-------- Data lines

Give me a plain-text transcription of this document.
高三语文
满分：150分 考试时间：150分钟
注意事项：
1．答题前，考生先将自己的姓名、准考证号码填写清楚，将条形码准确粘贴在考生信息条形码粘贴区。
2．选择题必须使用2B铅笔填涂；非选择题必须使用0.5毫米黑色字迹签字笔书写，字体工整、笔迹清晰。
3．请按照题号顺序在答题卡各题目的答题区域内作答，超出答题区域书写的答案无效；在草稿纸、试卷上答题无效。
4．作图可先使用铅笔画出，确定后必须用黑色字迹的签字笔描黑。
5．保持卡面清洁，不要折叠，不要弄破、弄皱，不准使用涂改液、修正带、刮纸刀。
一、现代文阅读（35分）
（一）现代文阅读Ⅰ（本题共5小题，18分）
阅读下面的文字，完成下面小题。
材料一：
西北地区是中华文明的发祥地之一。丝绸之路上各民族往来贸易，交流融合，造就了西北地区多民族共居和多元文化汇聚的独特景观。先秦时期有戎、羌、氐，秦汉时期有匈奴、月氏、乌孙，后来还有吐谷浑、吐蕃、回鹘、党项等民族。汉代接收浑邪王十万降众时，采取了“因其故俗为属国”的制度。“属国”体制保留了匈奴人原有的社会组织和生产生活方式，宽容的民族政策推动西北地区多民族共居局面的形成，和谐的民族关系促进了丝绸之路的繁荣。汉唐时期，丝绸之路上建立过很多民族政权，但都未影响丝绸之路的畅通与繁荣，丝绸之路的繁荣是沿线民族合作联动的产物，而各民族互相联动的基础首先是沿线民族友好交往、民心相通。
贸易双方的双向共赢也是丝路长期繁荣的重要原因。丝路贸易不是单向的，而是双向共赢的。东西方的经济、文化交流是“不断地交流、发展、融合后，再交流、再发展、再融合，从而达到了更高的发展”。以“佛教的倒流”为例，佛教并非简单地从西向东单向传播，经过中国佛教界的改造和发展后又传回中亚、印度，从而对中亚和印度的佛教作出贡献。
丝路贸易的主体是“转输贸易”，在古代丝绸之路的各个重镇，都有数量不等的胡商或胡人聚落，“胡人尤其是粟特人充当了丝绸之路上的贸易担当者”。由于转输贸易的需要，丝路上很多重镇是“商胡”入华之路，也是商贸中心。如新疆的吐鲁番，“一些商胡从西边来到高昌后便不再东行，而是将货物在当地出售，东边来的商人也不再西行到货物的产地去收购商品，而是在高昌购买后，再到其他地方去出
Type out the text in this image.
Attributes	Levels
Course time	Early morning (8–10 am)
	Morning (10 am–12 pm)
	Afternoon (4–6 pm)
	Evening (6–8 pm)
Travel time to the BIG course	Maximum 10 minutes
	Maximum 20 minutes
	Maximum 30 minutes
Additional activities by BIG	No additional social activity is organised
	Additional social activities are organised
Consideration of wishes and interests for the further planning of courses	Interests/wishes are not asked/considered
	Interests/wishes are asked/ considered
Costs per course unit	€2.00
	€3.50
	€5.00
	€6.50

----------------

What this task involves:
Collect every line with the string "considered" from the records, and copy each.

Exercise result:
Consideration of wishes and interests for the further planning of courses	Interests/wishes are not asked/considered
	Interests/wishes are asked/ considered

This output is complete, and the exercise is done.